Figure 9, consider using different dash pattern (long vs. short), to make the differentiation between the dynamic and the 1 element model more clear. Please describe in more precise terms the directions, the terms 'Upapparent wind' and 'Cross Apparent wind' is vague. You already have this wind reference frame ... when I see 'apparent wind', I guess that is a new reference frame, aligned with the wind relative to some body. What body? Does this reference frame vary along the tether? Or is it the apparent wind at one location, then the deflections are measured against that ... it's really unclear to how to interpret this geometry.
Figure 10 is also a little confusing due to lack of details in previous sections. In the turns, there are large discrepencies between all models for pitch. Since it's not clear what points of the wing each of these measurements correspond to, I am confused as to whether these discrepancies are due to measurements at different locations on a deforming structure, or errors in the models.
Line 286, this statement is vague in light of my confusion over how position and velocity factor into the equations.
Line 288, The author makes a statement about discrepancies in the tether reelout speed. reelout acceleration is an input, so I must assume that the dynamic model integrates this quantity. Yet, the dynamic model described in section 3 does not say whether it calculates the tether lenght and velocity and how these quantities are integrated. So it's difficult for me to interpret these statements.

SUPPLIED INFORMATION.
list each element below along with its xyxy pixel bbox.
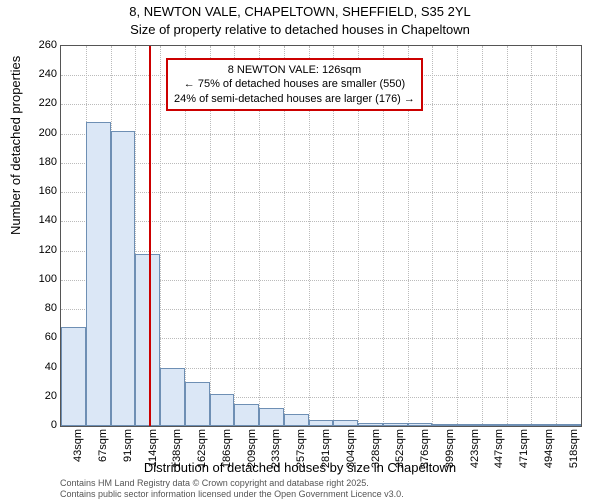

TASKS TO COMPLETE.
• a. Answer these from the review comments:
(i) What change to Figure 9 does the reviewer propose to set the dynamic model apart from the 1 element model?
(ii) For which quantity does the reviewer see large discrepancies between all models in the turns of Figure 10?
(iii) Which quantity does the reviewer say is an input to the dynamic model?
• b. Extend the review comments on the tether and wing models, picking up after their last sentence.
The listing plays no part in what follows.

RESPONSES TO THE TASKS.
• a.
(i) Using a different dash pattern (long vs. short).
(ii) Pitch.
(iii) Reelout acceleration.

• b.
Line 289. The term tether slack is not well defined. A slack of 0.3 sounds more like an elastic deformation (i.e. a change in length), where as I think of slack as more of a lateral displacement of the cable.
Figure 11 and the argumentation on line 291: So the argumentation explains that the tether force depends on 'slack' I am guessing that this slack variable effects the average over time tether forces? As such, since this 'slack' is tuned, then the overall agreement in figure 11 is due to your choice for slack ... so it begs the question how you chose slack? if you chose slack by other data, then figure 11 agreement is a sort of validation, otherwise, it's not. Now the spikes that occur in the turns ... I am not completely sure about this point because I had difficulties interpreting appendix A, but the procedure that was used to generate the flight path appears to have a smoothing effect on the flight path... So it's totally expected that a smooth flight path would produce a more smooth dynamic response, hence the failure to capture these spikes in the tether force. It's also unclear how ignoring turbulence or other unsteady aerodynamic forces could impact these results
It would be interesting to include results from a quasistatic model that ignores this extra point mass for the KCU and treats the whole wing bridle as a single point mass under rigid body motion. Such a comparison would show what you gain in terms of additional information by adding this 1 extra piece of complexity. This research question is implied in the introduction so it would be good to show that as well.
Line 390: Stating that the dynamic model solves the actual motion is a bit strong. In previous parts, you say that the dynamic model isn't more accurate. I guess what you are trying to say is that is simulates the transient effects.
So this paper is interesting in showing the dynamic effect of the control unit, so this is good.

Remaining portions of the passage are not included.